* begin *

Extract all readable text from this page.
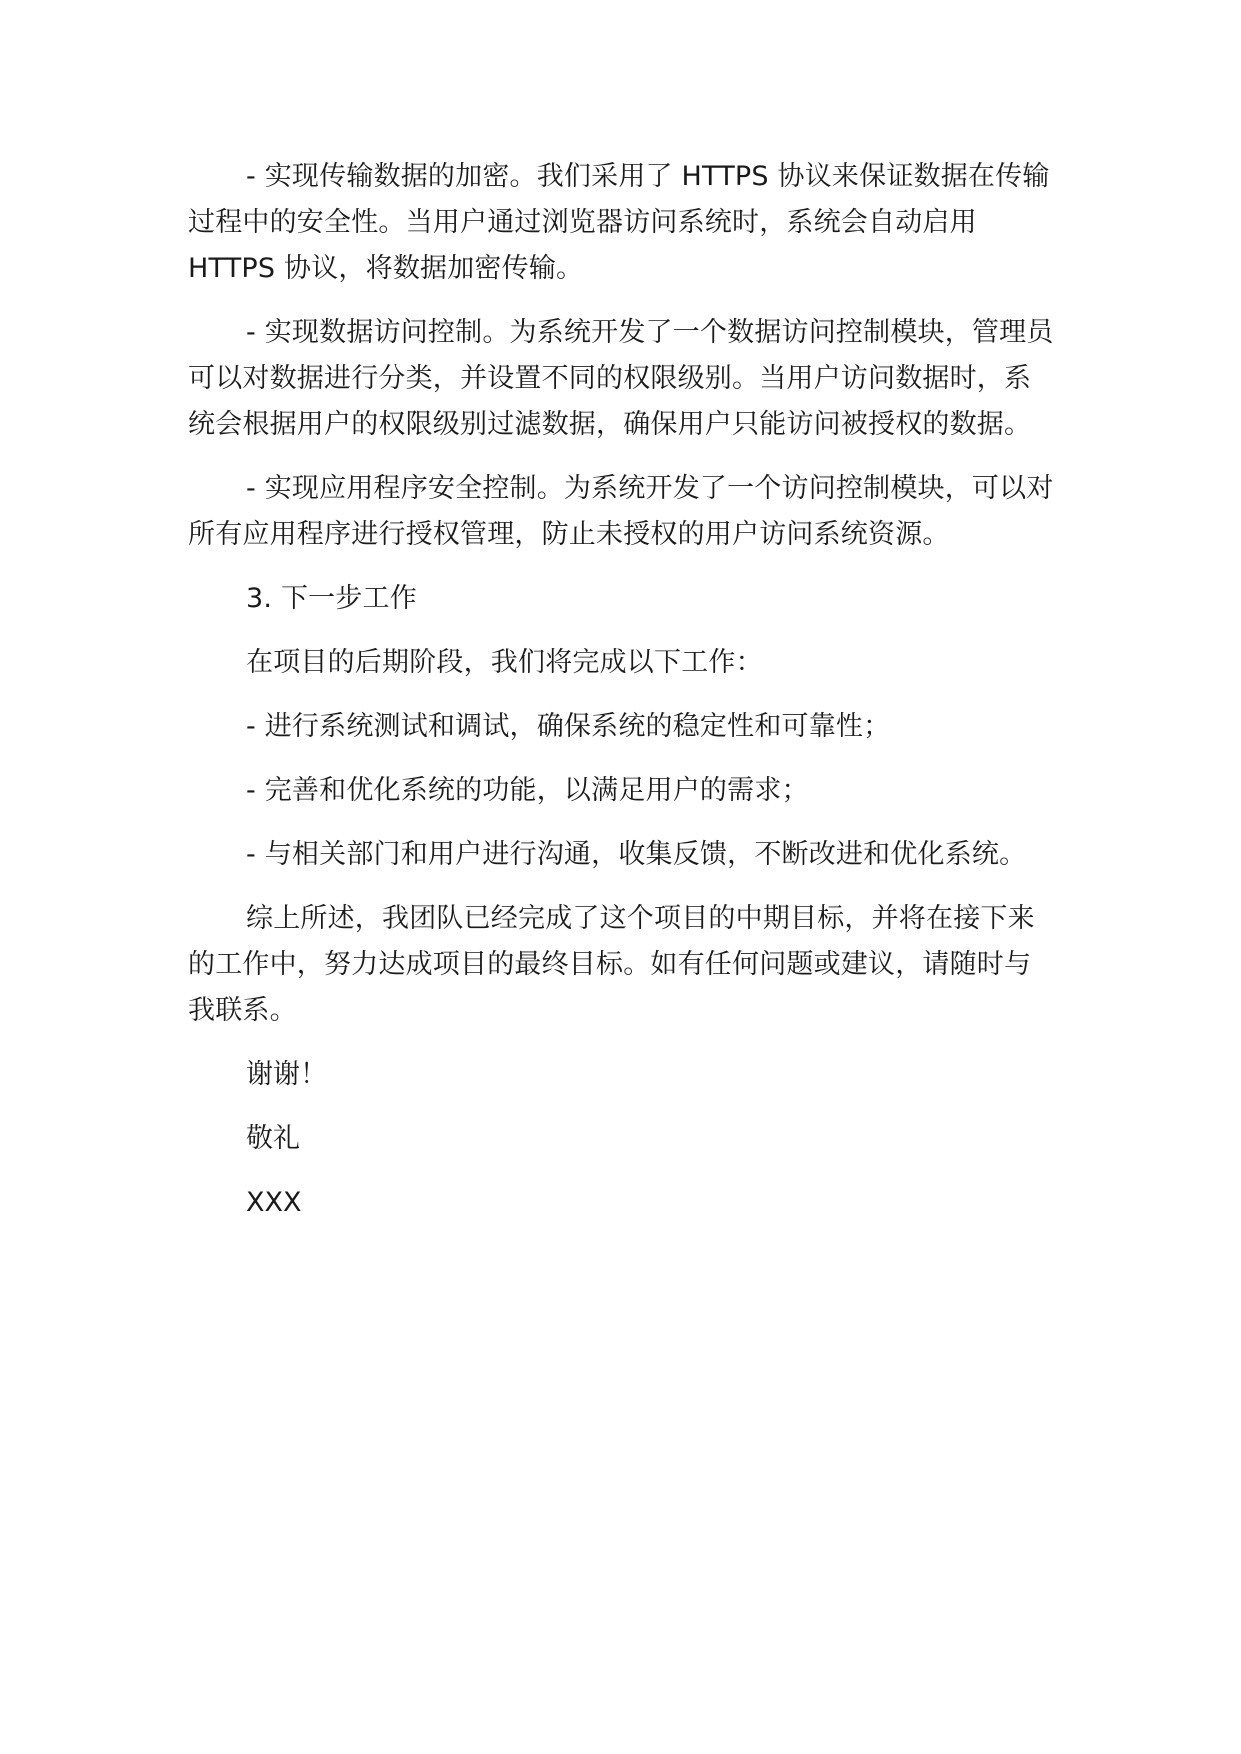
- 实现传输数据的加密。我们采用了 HTTPS 协议来保证数据在传输
过程中的安全性。当用户通过浏览器访问系统时，系统会自动启用
HTTPS 协议，将数据加密传输。

- 实现数据访问控制。为系统开发了一个数据访问控制模块，管理员
可以对数据进行分类，并设置不同的权限级别。当用户访问数据时，系
统会根据用户的权限级别过滤数据，确保用户只能访问被授权的数据。

- 实现应用程序安全控制。为系统开发了一个访问控制模块，可以对
所有应用程序进行授权管理，防止未授权的用户访问系统资源。

3. 下一步工作

在项目的后期阶段，我们将完成以下工作：

- 进行系统测试和调试，确保系统的稳定性和可靠性；

- 完善和优化系统的功能，以满足用户的需求；

- 与相关部门和用户进行沟通，收集反馈，不断改进和优化系统。

综上所述，我团队已经完成了这个项目的中期目标，并将在接下来
的工作中，努力达成项目的最终目标。如有任何问题或建议，请随时与
我联系。

谢谢！

敬礼

XXX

* end *

Tally every line of the data that holds the word "HTTPS" and write the count alone.

# Worked solution
2